Supplied entries:
★ ★ ★ ★

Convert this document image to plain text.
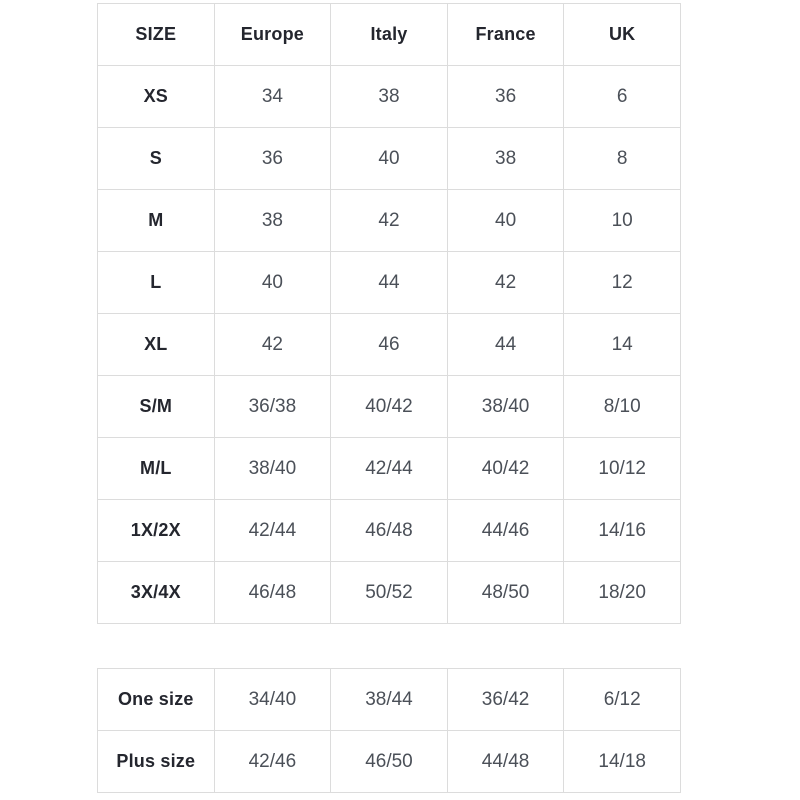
SIZE	Europe	Italy	France	UK
XS	34	38	36	6
S	36	40	38	8
M	38	42	40	10
L	40	44	42	12
XL	42	46	44	14
S/M	36/38	40/42	38/40	8/10
M/L	38/40	42/44	40/42	10/12
1X/2X	42/44	46/48	44/46	14/16
3X/4X	46/48	50/52	48/50	18/20
One size	34/40	38/44	36/42	6/12
Plus size	42/46	46/50	44/48	14/18
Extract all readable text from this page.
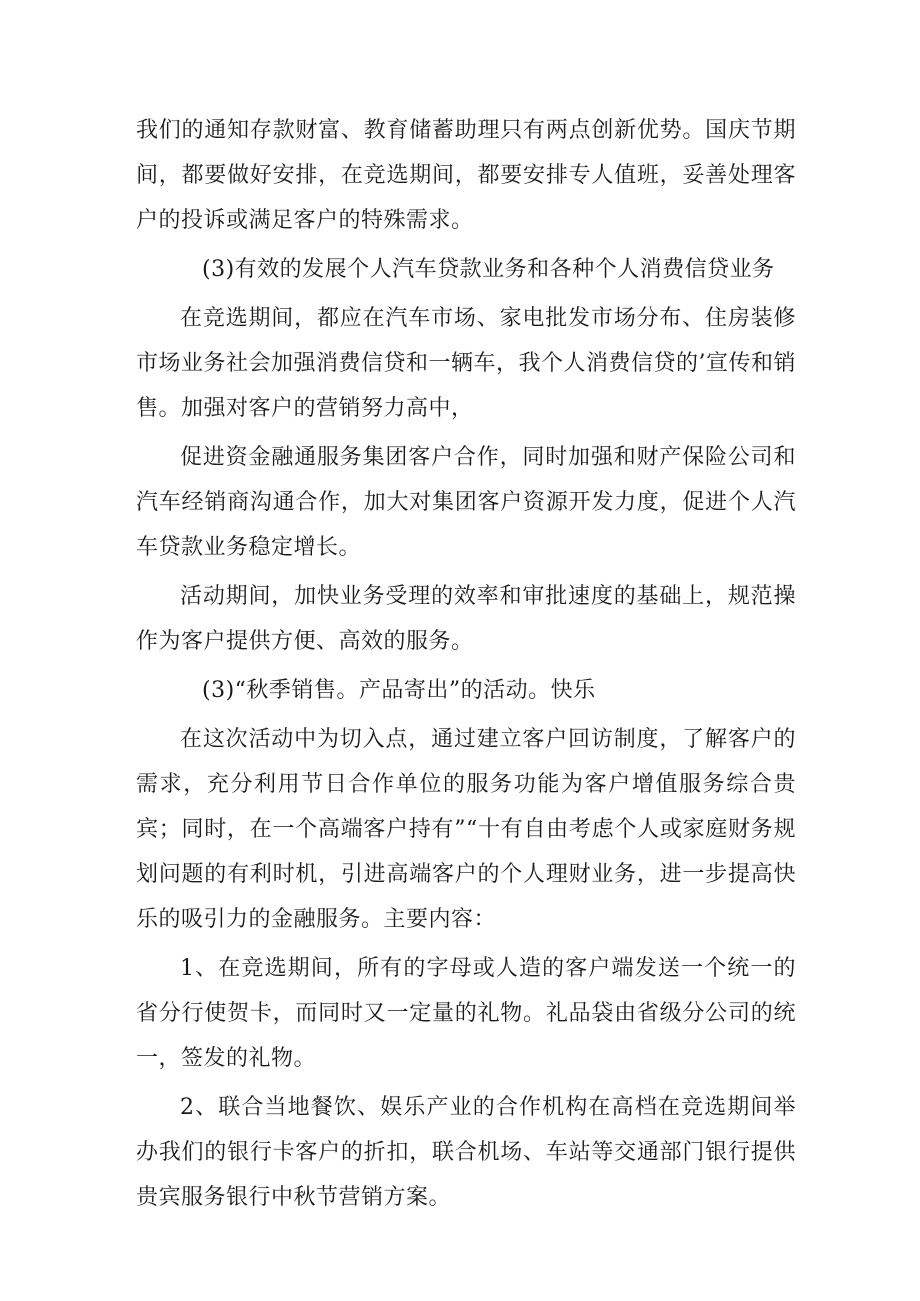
我们的通知存款财富、教育储蓄助理只有两点创新优势。国庆节期间，都要做好安排，在竞选期间，都要安排专人值班，妥善处理客户的投诉或满足客户的特殊需求。

(3)有效的发展个人汽车贷款业务和各种个人消费信贷业务

在竞选期间，都应在汽车市场、家电批发市场分布、住房装修市场业务社会加强消费信贷和一辆车，我个人消费信贷的’宣传和销售。加强对客户的营销努力高中，

促进资金融通服务集团客户合作，同时加强和财产保险公司和汽车经销商沟通合作，加大对集团客户资源开发力度，促进个人汽车贷款业务稳定增长。

活动期间，加快业务受理的效率和审批速度的基础上，规范操作为客户提供方便、高效的服务。

(3)“秋季销售。产品寄出”的活动。快乐

在这次活动中为切入点，通过建立客户回访制度，了解客户的需求，充分利用节日合作单位的服务功能为客户增值服务综合贵宾；同时，在一个高端客户持有”“十有自由考虑个人或家庭财务规划问题的有利时机，引进高端客户的个人理财业务，进一步提高快乐的吸引力的金融服务。主要内容：

1、在竞选期间，所有的字母或人造的客户端发送一个统一的省分行使贺卡，而同时又一定量的礼物。礼品袋由省级分公司的统一，签发的礼物。

2、联合当地餐饮、娱乐产业的合作机构在高档在竞选期间举办我们的银行卡客户的折扣，联合机场、车站等交通部门银行提供贵宾服务银行中秋节营销方案。
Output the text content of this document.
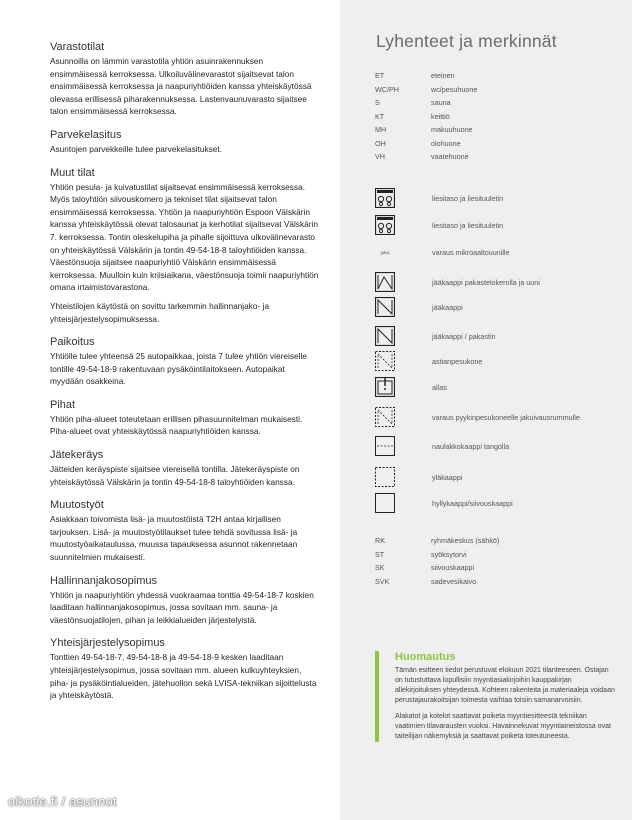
Varastotilat

Asunnoilla on lämmin varastotila yhtiön asuinrakennuksen ensimmäisessä kerroksessa. Ulkoiluvälinevarastot sijaitsevat talon ensimmäisessä kerroksessa ja naapuriyhtiöiden kanssa yhteiskäytössä olevassa erillisessä piharakennuksessa. Lastenvaunuvarasto sijaitsee talon ensimmäisessä kerroksessa.

Parvekelasitus

Asuntojen parvekkeille tulee parvekelasitukset.

Muut tilat

Yhtiön pesula- ja kuivatustilat sijaitsevat ensimmäisessä kerroksessa. Myös taloyhtiön siivouskomero ja tekniset tilat sijaitsevat talon ensimmäisessä kerroksessa. Yhtiön ja naapuriyhtiön Espoon Välskärin kanssa yhteiskäytössä olevat talosaunat ja kerhotilat sijaitsevat Välskärin 7. kerroksessa. Tontin oleskelupiha ja pihalle sijoittuva ulkovälinevarasto on yhteiskäytössä Välskärin ja tontin 49-54-18-8 taloyhtiöiden kanssa. Väestönsuoja sijaitsee naapuriyhtiö Välskärin ensimmäisessä kerroksessa. Muulloin kuin kriisiaikana, väestönsuoja toimii naapuriyhtiön omana irtaimistovarastona.

Yhteistilojen käytöstä on sovittu tarkemmin hallinnanjako- ja yhteisjärjestelysopimuksessa.

Paikoitus

Yhtiölle tulee yhteensä 25 autopaikkaa, joista 7 tulee yhtiön viereiselle tontille 49-54-18-9 rakentuvaan pysäköintilaitokseen. Autopaikat myydään osakkeina.

Pihat

Yhtiön piha-alueet toteutetaan erillisen pihasuunnitelman mukaisesti. Piha-alueet ovat yhteiskäytössä naapuriyhtiöiden kanssa.

Jätekeräys

Jätteiden keräyspiste sijaitsee viereisellä tontilla. Jätekeräyspiste on yhteiskäytössä Välskärin ja tontin 49-54-18-8 taloyhtiöiden kanssa.

Muutostyöt

Asiakkaan toivomista lisä- ja muutostöistä T2H antaa kirjallisen tarjouksen. Lisä- ja muutostyötilaukset tulee tehdä sovitussa lisä- ja muutostyöaikataulussa, muussa tapauksessa asunnot rakennetaan suunnitelmien mukaisesti.

Hallinnanjakosopimus

Yhtiön ja naapuriyhtiön yhdessä vuokraamaa tonttia 49-54-18-7 koskien laaditaan hallinnanjakosopimus, jossa sovitaan mm. sauna- ja väestönsuojatilojen, pihan ja leikkialueiden järjestelyistä.

Yhteisjärjestelysopimus

Tonttien 49-54-18-7, 49-54-18-8 ja 49-54-18-9 kesken laaditaan yhteisjärjestelysopimus, jossa sovitaan mm. alueen kulkuyhteyksien, piha- ja pysäköintialueiden, jätehuollon sekä LVISA-tekniikan sijoittelusta ja yhteiskäytöstä.

Lyhenteet ja merkinnät
ET	eteinen
WC/PH	wc/pesuhuone
S	sauna
KT	keittiö
MH	makuuhuone
OH	olohuone
VH	vaatehuone
liesitaso ja liesituuletin
liesitaso ja liesituuletin
(MU)	varaus mikroaaltouunille
jääkaappi pakastelokerolla ja uuni
jääkaappi
jääkaappi / pakastin
astianpesukone
allas
varaus pyykinpesukoneelle jakuivausrummulle
naulakkokaappi tangolla
yläkaappi
hyllykaappi/siivouskaappi
RK	ryhmäkeskus (sähkö)
ST	syöksytorvi
SK	siivouskaappi
SVK	sadevesikaivo
Huomautus

Tämän esitteen tiedot perustuvat elokuun 2021 tilanteeseen. Ostajan on tutustuttava lopullisiin myyntiasiakirjoihin kauppakirjan allekirjoituksen yhteydessä. Kohteen rakenteita ja materiaaleja voidaan perustajaurakoitsijan toimesta vaihtaa toisiin samanarvoisiin.

Alakatot ja kotelot saattavat poiketa myyntiesitteestä tekniikan vaatimien tilavarausten vuoksi. Havainnekuvat myyntiaineistossa ovat taiteilijan näkemyksiä ja saattavat poiketa toteutuneesta.

oikotie.fi / asunnot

★ ★ ★ ★

What needs to be done: Transcribe the entries above verbatim, omitting their pictures.

Solution for this task:
Convert this document image to plain text.
SIZE	Europe	Italy	France	UK
XS	34	38	36	6
S	36	40	38	8
M	38	42	40	10
L	40	44	42	12
XL	42	46	44	14
S/M	36/38	40/42	38/40	8/10
M/L	38/40	42/44	40/42	10/12
1X/2X	42/44	46/48	44/46	14/16
3X/4X	46/48	50/52	48/50	18/20
One size	34/40	38/44	36/42	6/12
Plus size	42/46	46/50	44/48	14/18
Extract all readable text from this page.
我们的通知存款财富、教育储蓄助理只有两点创新优势。国庆节期间，都要做好安排，在竞选期间，都要安排专人值班，妥善处理客户的投诉或满足客户的特殊需求。

(3)有效的发展个人汽车贷款业务和各种个人消费信贷业务

在竞选期间，都应在汽车市场、家电批发市场分布、住房装修市场业务社会加强消费信贷和一辆车，我个人消费信贷的’宣传和销售。加强对客户的营销努力高中，

促进资金融通服务集团客户合作，同时加强和财产保险公司和汽车经销商沟通合作，加大对集团客户资源开发力度，促进个人汽车贷款业务稳定增长。

活动期间，加快业务受理的效率和审批速度的基础上，规范操作为客户提供方便、高效的服务。

(3)“秋季销售。产品寄出”的活动。快乐

在这次活动中为切入点，通过建立客户回访制度，了解客户的需求，充分利用节日合作单位的服务功能为客户增值服务综合贵宾；同时，在一个高端客户持有”“十有自由考虑个人或家庭财务规划问题的有利时机，引进高端客户的个人理财业务，进一步提高快乐的吸引力的金融服务。主要内容：

1、在竞选期间，所有的字母或人造的客户端发送一个统一的省分行使贺卡，而同时又一定量的礼物。礼品袋由省级分公司的统一，签发的礼物。

2、联合当地餐饮、娱乐产业的合作机构在高档在竞选期间举办我们的银行卡客户的折扣，联合机场、车站等交通部门银行提供贵宾服务银行中秋节营销方案。
Output the text content of this document.
Varastotilat

Asunnoilla on lämmin varastotila yhtiön asuinrakennuksen ensimmäisessä kerroksessa. Ulkoiluvälinevarastot sijaitsevat talon ensimmäisessä kerroksessa ja naapuriyhtiöiden kanssa yhteiskäytössä olevassa erillisessä piharakennuksessa. Lastenvaunuvarasto sijaitsee talon ensimmäisessä kerroksessa.

Parvekelasitus

Asuntojen parvekkeille tulee parvekelasitukset.

Muut tilat

Yhtiön pesula- ja kuivatustilat sijaitsevat ensimmäisessä kerroksessa. Myös taloyhtiön siivouskomero ja tekniset tilat sijaitsevat talon ensimmäisessä kerroksessa. Yhtiön ja naapuriyhtiön Espoon Välskärin kanssa yhteiskäytössä olevat talosaunat ja kerhotilat sijaitsevat Välskärin 7. kerroksessa. Tontin oleskelupiha ja pihalle sijoittuva ulkovälinevarasto on yhteiskäytössä Välskärin ja tontin 49-54-18-8 taloyhtiöiden kanssa. Väestönsuoja sijaitsee naapuriyhtiö Välskärin ensimmäisessä kerroksessa. Muulloin kuin kriisiaikana, väestönsuoja toimii naapuriyhtiön omana irtaimistovarastona.

Yhteistilojen käytöstä on sovittu tarkemmin hallinnanjako- ja yhteisjärjestelysopimuksessa.

Paikoitus

Yhtiölle tulee yhteensä 25 autopaikkaa, joista 7 tulee yhtiön viereiselle tontille 49-54-18-9 rakentuvaan pysäköintilaitokseen. Autopaikat myydään osakkeina.

Pihat

Yhtiön piha-alueet toteutetaan erillisen pihasuunnitelman mukaisesti. Piha-alueet ovat yhteiskäytössä naapuriyhtiöiden kanssa.

Jätekeräys

Jätteiden keräyspiste sijaitsee viereisellä tontilla. Jätekeräyspiste on yhteiskäytössä Välskärin ja tontin 49-54-18-8 taloyhtiöiden kanssa.

Muutostyöt

Asiakkaan toivomista lisä- ja muutostöistä T2H antaa kirjallisen tarjouksen. Lisä- ja muutostyötilaukset tulee tehdä sovitussa lisä- ja muutostyöaikataulussa, muussa tapauksessa asunnot rakennetaan suunnitelmien mukaisesti.

Hallinnanjakosopimus

Yhtiön ja naapuriyhtiön yhdessä vuokraamaa tonttia 49-54-18-7 koskien laaditaan hallinnanjakosopimus, jossa sovitaan mm. sauna- ja väestönsuojatilojen, pihan ja leikkialueiden järjestelyistä.

Yhteisjärjestelysopimus

Tonttien 49-54-18-7, 49-54-18-8 ja 49-54-18-9 kesken laaditaan yhteisjärjestelysopimus, jossa sovitaan mm. alueen kulkuyhteyksien, piha- ja pysäköintialueiden, jätehuollon sekä LVISA-tekniikan sijoittelusta ja yhteiskäytöstä.

Lyhenteet ja merkinnät
ET	eteinen
WC/PH	wc/pesuhuone
S	sauna
KT	keittiö
MH	makuuhuone
OH	olohuone
VH	vaatehuone
liesitaso ja liesituuletin
liesitaso ja liesituuletin
(MU)	varaus mikroaaltouunille
jääkaappi pakastelokerolla ja uuni
jääkaappi
jääkaappi / pakastin
astianpesukone
allas
varaus pyykinpesukoneelle jakuivausrummulle
naulakkokaappi tangolla
yläkaappi
hyllykaappi/siivouskaappi
RK	ryhmäkeskus (sähkö)
ST	syöksytorvi
SK	siivouskaappi
SVK	sadevesikaivo
Huomautus

Tämän esitteen tiedot perustuvat elokuun 2021 tilanteeseen. Ostajan on tutustuttava lopullisiin myyntiasiakirjoihin kauppakirjan allekirjoituksen yhteydessä. Kohteen rakenteita ja materiaaleja voidaan perustajaurakoitsijan toimesta vaihtaa toisiin samanarvoisiin.

Alakatot ja kotelot saattavat poiketa myyntiesitteestä tekniikan vaatimien tilavarausten vuoksi. Havainnekuvat myyntiaineistossa ovat taiteilijan näkemyksiä ja saattavat poiketa toteutuneesta.

oikotie.fi / asunnot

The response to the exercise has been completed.